----- Provided records

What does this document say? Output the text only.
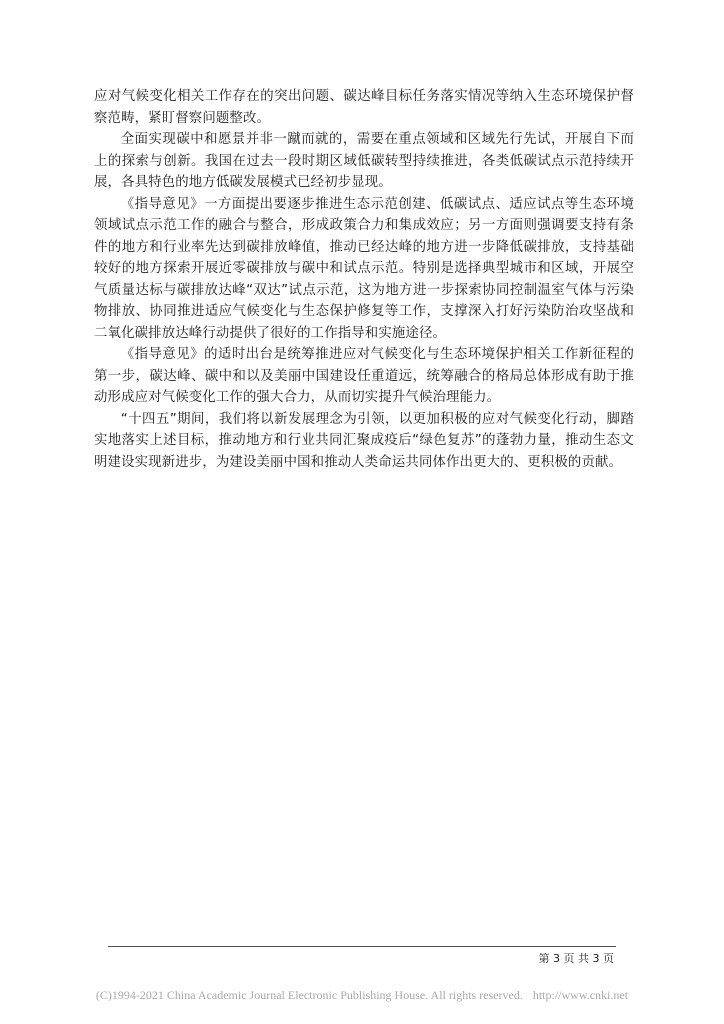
应对气候变化相关工作存在的突出问题、碳达峰目标任务落实情况等纳入生态环境保护督察范畴，紧盯督察问题整改。

全面实现碳中和愿景并非一蹴而就的，需要在重点领域和区域先行先试，开展自下而上的探索与创新。我国在过去一段时期区域低碳转型持续推进，各类低碳试点示范持续开展，各具特色的地方低碳发展模式已经初步显现。

《指导意见》一方面提出要逐步推进生态示范创建、低碳试点、适应试点等生态环境领域试点示范工作的融合与整合，形成政策合力和集成效应；另一方面则强调要支持有条件的地方和行业率先达到碳排放峰值，推动已经达峰的地方进一步降低碳排放，支持基础较好的地方探索开展近零碳排放与碳中和试点示范。特别是选择典型城市和区域，开展空气质量达标与碳排放达峰“双达”试点示范，这为地方进一步探索协同控制温室气体与污染物排放、协同推进适应气候变化与生态保护修复等工作，支撑深入打好污染防治攻坚战和二氧化碳排放达峰行动提供了很好的工作指导和实施途径。

《指导意见》的适时出台是统筹推进应对气候变化与生态环境保护相关工作新征程的第一步，碳达峰、碳中和以及美丽中国建设任重道远，统筹融合的格局总体形成有助于推动形成应对气候变化工作的强大合力，从而切实提升气候治理能力。

“十四五”期间，我们将以新发展理念为引领，以更加积极的应对气候变化行动，脚踏实地落实上述目标，推动地方和行业共同汇聚成疫后“绿色复苏”的蓬勃力量，推动生态文明建设实现新进步，为建设美丽中国和推动人类命运共同体作出更大的、更积极的贡献。

第 3 页 共 3 页
(C)1994-2021 China Academic Journal Electronic Publishing House. All rights reserved. http://www.cnki.net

----------

## [Required task]
Write out all the entries exactly, except for the pictures.

## [Expected output]
What does this document say? Output the text only.
应对气候变化相关工作存在的突出问题、碳达峰目标任务落实情况等纳入生态环境保护督察范畴，紧盯督察问题整改。

全面实现碳中和愿景并非一蹴而就的，需要在重点领域和区域先行先试，开展自下而上的探索与创新。我国在过去一段时期区域低碳转型持续推进，各类低碳试点示范持续开展，各具特色的地方低碳发展模式已经初步显现。

《指导意见》一方面提出要逐步推进生态示范创建、低碳试点、适应试点等生态环境领域试点示范工作的融合与整合，形成政策合力和集成效应；另一方面则强调要支持有条件的地方和行业率先达到碳排放峰值，推动已经达峰的地方进一步降低碳排放，支持基础较好的地方探索开展近零碳排放与碳中和试点示范。特别是选择典型城市和区域，开展空气质量达标与碳排放达峰“双达”试点示范，这为地方进一步探索协同控制温室气体与污染物排放、协同推进适应气候变化与生态保护修复等工作，支撑深入打好污染防治攻坚战和二氧化碳排放达峰行动提供了很好的工作指导和实施途径。

《指导意见》的适时出台是统筹推进应对气候变化与生态环境保护相关工作新征程的第一步，碳达峰、碳中和以及美丽中国建设任重道远，统筹融合的格局总体形成有助于推动形成应对气候变化工作的强大合力，从而切实提升气候治理能力。

“十四五”期间，我们将以新发展理念为引领，以更加积极的应对气候变化行动，脚踏实地落实上述目标，推动地方和行业共同汇聚成疫后“绿色复苏”的蓬勃力量，推动生态文明建设实现新进步，为建设美丽中国和推动人类命运共同体作出更大的、更积极的贡献。

第 3 页 共 3 页
(C)1994-2021 China Academic Journal Electronic Publishing House. All rights reserved. http://www.cnki.net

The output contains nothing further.